Exercise objective:
Count lines, not occurrences: give the number of lines holding the word "central", and nothing besides.
-------- Entries provided --------
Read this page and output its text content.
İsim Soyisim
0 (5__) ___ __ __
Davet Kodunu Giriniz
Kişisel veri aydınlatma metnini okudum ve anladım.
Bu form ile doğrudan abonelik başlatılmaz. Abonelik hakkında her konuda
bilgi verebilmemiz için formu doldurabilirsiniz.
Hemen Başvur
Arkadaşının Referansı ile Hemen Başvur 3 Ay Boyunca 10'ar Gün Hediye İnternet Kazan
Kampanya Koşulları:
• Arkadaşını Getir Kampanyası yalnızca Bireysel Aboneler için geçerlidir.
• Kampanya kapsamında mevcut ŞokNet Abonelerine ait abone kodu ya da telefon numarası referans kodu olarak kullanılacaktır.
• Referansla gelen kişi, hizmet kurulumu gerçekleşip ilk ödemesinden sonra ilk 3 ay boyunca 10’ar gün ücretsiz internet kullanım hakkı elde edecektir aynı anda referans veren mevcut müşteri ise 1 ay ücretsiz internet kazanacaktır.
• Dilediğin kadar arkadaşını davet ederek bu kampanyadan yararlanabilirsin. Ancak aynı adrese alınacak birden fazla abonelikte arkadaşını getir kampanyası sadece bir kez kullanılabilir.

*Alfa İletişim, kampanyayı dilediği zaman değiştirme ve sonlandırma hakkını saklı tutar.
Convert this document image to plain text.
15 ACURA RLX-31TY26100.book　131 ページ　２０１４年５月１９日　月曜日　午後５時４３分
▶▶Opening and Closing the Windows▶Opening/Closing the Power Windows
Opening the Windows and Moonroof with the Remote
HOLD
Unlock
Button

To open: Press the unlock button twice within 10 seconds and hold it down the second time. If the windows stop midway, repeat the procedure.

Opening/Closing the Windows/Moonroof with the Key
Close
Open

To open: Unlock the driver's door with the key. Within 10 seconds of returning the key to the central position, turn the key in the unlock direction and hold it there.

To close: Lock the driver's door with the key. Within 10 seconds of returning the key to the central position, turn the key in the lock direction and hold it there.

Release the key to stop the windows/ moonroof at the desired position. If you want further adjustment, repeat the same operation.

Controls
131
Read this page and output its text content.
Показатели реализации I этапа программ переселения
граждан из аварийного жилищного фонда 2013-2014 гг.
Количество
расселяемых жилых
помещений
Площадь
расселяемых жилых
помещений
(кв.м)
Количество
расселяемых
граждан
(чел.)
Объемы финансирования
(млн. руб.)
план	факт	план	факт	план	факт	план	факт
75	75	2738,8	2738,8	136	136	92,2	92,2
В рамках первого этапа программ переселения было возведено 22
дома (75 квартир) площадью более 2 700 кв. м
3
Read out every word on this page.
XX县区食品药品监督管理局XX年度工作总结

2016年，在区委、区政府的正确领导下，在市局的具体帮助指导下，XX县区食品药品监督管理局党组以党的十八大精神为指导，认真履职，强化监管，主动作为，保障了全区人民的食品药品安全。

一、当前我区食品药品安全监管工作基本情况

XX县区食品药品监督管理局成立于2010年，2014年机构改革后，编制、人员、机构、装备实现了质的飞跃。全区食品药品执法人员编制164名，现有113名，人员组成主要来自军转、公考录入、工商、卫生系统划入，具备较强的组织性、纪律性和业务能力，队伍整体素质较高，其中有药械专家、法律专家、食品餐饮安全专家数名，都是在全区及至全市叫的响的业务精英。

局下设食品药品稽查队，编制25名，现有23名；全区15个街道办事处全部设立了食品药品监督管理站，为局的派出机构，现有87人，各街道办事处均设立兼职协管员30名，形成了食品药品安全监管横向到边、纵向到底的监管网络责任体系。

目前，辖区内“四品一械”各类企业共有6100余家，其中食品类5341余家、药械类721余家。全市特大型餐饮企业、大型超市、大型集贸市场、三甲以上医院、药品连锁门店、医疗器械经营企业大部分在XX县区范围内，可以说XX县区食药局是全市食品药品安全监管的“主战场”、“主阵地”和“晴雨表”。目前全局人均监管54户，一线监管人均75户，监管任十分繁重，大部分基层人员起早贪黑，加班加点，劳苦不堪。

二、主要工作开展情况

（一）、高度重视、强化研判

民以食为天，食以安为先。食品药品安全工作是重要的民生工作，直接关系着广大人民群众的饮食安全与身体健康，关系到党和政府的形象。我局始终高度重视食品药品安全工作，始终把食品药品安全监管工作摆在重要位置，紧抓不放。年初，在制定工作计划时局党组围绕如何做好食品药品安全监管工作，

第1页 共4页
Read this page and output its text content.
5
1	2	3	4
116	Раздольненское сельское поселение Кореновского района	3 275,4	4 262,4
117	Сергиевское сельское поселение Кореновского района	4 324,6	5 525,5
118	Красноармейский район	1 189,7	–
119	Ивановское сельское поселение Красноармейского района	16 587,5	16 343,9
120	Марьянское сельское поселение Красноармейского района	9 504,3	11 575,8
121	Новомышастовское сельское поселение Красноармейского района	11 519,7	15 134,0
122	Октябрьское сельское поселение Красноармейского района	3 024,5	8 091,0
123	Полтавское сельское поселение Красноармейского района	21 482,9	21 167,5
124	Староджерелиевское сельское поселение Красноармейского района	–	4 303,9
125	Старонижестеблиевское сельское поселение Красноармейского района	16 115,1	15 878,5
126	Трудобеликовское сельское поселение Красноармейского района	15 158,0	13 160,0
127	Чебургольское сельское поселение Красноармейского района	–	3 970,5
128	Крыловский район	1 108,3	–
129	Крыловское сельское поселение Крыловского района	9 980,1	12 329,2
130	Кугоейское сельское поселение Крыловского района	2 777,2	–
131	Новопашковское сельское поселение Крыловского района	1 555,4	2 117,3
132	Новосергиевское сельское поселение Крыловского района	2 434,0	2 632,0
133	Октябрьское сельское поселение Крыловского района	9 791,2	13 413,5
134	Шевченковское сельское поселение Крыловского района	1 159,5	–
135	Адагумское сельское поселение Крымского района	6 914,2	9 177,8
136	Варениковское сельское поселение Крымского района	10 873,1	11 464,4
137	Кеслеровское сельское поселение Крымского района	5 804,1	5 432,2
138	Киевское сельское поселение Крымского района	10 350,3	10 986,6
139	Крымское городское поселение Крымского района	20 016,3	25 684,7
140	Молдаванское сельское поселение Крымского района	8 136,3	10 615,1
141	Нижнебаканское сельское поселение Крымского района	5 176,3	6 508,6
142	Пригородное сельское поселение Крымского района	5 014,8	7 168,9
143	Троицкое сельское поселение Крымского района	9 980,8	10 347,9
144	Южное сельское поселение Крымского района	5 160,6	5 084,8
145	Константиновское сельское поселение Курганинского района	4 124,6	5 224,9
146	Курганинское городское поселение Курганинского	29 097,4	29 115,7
--------
Output for this task:
2